____ MATERIAL TO PROCESS

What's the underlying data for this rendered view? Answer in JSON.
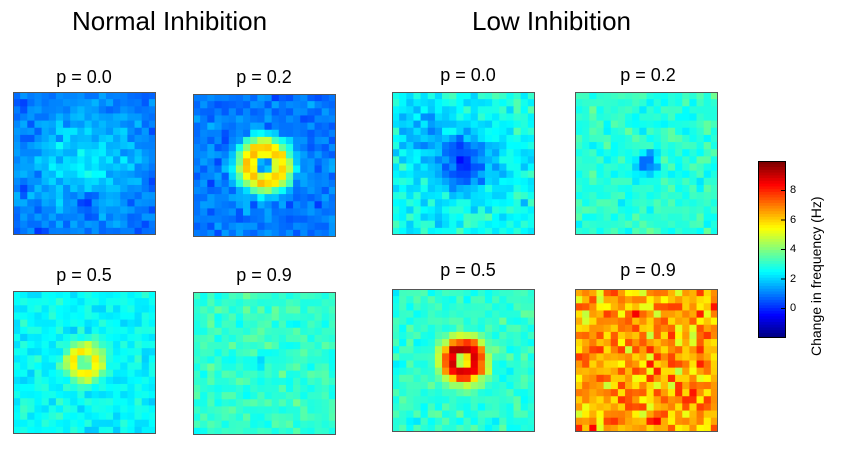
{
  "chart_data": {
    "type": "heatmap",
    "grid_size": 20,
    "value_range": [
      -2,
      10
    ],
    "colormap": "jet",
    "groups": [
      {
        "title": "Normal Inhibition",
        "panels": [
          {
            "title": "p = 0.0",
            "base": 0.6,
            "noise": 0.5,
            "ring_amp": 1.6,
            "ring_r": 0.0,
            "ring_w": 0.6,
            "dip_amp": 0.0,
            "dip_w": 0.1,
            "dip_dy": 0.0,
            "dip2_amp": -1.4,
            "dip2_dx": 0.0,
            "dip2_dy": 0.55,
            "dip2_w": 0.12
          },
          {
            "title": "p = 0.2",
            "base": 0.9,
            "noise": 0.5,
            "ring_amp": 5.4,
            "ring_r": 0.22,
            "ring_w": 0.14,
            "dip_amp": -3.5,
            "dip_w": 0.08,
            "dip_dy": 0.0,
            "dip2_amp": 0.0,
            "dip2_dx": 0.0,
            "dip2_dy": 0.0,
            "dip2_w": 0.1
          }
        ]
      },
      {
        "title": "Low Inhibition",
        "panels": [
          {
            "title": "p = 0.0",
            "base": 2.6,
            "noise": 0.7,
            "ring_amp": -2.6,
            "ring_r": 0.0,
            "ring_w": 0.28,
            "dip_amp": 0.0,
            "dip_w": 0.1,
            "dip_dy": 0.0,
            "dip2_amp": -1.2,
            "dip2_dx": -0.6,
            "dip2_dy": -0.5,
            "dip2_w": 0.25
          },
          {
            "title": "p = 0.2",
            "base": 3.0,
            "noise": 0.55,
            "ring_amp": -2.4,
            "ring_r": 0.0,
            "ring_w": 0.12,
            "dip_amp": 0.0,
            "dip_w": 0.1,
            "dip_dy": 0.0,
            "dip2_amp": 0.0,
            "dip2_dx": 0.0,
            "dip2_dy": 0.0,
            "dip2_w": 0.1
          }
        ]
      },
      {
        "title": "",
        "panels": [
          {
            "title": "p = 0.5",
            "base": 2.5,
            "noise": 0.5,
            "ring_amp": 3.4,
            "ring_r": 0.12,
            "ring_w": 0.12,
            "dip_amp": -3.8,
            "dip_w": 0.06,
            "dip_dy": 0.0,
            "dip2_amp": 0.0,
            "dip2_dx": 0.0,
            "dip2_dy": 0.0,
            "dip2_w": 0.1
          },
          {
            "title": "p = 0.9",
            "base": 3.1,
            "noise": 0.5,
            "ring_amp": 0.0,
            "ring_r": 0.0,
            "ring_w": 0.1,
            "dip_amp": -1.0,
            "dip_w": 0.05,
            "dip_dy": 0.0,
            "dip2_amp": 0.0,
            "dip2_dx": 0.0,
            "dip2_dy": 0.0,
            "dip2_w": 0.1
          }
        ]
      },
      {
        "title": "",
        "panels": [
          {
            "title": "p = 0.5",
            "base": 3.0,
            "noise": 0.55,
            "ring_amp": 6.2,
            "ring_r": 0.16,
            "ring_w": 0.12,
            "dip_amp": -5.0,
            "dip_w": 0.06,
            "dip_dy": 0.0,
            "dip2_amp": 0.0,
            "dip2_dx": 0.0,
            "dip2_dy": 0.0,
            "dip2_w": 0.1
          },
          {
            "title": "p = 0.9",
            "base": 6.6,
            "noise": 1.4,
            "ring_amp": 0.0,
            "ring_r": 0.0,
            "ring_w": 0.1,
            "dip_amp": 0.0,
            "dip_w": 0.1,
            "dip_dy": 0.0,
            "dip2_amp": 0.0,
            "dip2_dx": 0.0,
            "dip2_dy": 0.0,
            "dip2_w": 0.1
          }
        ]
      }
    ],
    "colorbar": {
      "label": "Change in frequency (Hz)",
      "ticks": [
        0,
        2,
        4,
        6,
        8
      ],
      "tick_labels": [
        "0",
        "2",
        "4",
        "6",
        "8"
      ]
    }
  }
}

________
____ MATERIAL TO PROCESS

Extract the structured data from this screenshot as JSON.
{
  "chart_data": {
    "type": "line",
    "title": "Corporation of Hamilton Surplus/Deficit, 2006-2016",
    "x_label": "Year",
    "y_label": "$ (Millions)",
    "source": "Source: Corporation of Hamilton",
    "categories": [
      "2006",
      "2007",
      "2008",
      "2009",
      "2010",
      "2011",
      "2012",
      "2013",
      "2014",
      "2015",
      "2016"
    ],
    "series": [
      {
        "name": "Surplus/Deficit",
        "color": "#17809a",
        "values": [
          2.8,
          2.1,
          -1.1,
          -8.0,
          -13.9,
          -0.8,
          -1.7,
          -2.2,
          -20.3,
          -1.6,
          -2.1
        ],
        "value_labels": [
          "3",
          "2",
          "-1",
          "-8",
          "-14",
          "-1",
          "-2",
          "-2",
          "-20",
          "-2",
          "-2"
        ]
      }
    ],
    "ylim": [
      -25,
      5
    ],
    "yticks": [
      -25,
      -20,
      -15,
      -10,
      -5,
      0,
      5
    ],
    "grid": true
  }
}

________
____ MATERIAL TO PROCESS

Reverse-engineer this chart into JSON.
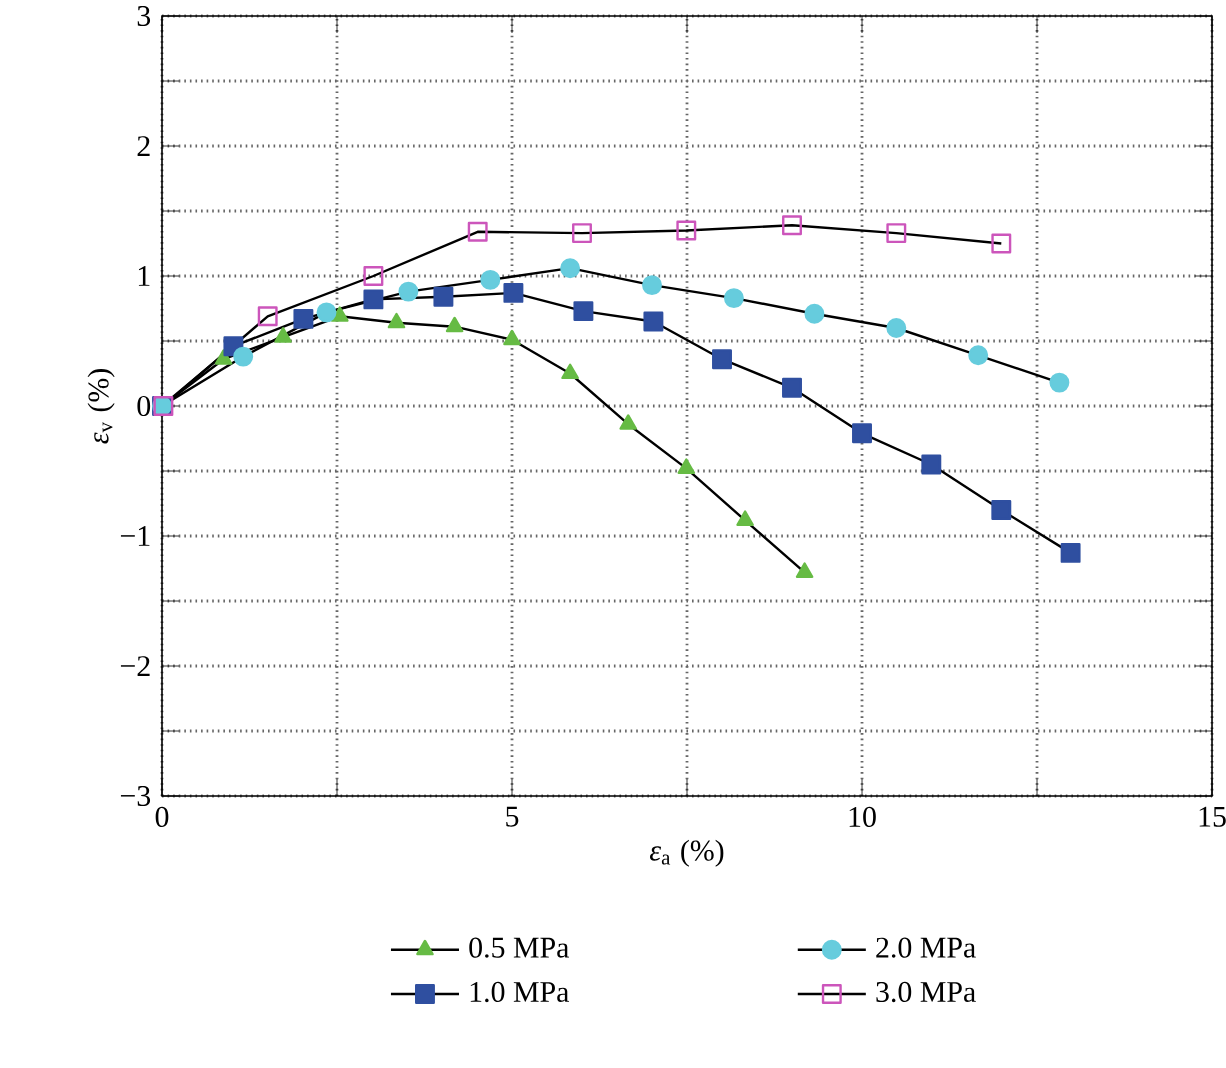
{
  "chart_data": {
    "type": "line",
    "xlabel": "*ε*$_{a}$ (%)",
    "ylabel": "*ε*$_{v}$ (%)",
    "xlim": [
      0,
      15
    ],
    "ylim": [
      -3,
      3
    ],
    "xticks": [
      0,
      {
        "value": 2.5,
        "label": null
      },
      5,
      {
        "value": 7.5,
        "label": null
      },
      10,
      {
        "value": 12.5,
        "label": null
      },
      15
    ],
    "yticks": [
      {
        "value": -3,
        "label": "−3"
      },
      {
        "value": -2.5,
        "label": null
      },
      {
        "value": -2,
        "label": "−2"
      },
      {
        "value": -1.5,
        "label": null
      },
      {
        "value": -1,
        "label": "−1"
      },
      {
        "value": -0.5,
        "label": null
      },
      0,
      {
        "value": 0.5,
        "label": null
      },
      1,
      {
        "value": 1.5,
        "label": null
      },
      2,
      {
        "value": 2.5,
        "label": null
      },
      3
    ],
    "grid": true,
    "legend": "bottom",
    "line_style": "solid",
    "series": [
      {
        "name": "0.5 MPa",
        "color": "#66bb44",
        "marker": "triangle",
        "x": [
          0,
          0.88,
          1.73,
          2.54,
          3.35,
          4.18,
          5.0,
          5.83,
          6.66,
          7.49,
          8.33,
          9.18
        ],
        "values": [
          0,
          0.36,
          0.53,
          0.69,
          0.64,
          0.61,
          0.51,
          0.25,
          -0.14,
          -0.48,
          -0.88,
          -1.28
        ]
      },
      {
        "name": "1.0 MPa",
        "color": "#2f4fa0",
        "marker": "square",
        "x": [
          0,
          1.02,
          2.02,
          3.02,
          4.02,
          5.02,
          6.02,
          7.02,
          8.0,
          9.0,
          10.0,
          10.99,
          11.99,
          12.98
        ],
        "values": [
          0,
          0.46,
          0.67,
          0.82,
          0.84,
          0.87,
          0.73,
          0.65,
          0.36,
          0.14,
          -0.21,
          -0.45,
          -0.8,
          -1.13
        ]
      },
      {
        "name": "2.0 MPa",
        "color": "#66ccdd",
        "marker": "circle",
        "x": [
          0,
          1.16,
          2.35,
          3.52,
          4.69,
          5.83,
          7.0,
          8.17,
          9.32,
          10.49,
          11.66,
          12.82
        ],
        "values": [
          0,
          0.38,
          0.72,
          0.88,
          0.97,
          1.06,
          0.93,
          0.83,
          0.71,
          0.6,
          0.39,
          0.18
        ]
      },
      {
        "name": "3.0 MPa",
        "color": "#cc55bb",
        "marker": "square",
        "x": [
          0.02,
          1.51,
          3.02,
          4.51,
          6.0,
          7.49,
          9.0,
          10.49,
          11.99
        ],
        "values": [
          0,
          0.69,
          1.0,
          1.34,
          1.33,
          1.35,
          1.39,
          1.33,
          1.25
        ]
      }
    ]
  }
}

________

WORK TO COMPLETE. Within the material above, find the lines that contain the word "base"; copy them.

TASK RESULT.
            "base": 0.6,
            "base": 0.9,
            "base": 2.6,
            "base": 3.0,
            "base": 2.5,
            "base": 3.1,
            "base": 3.0,
            "base": 6.6,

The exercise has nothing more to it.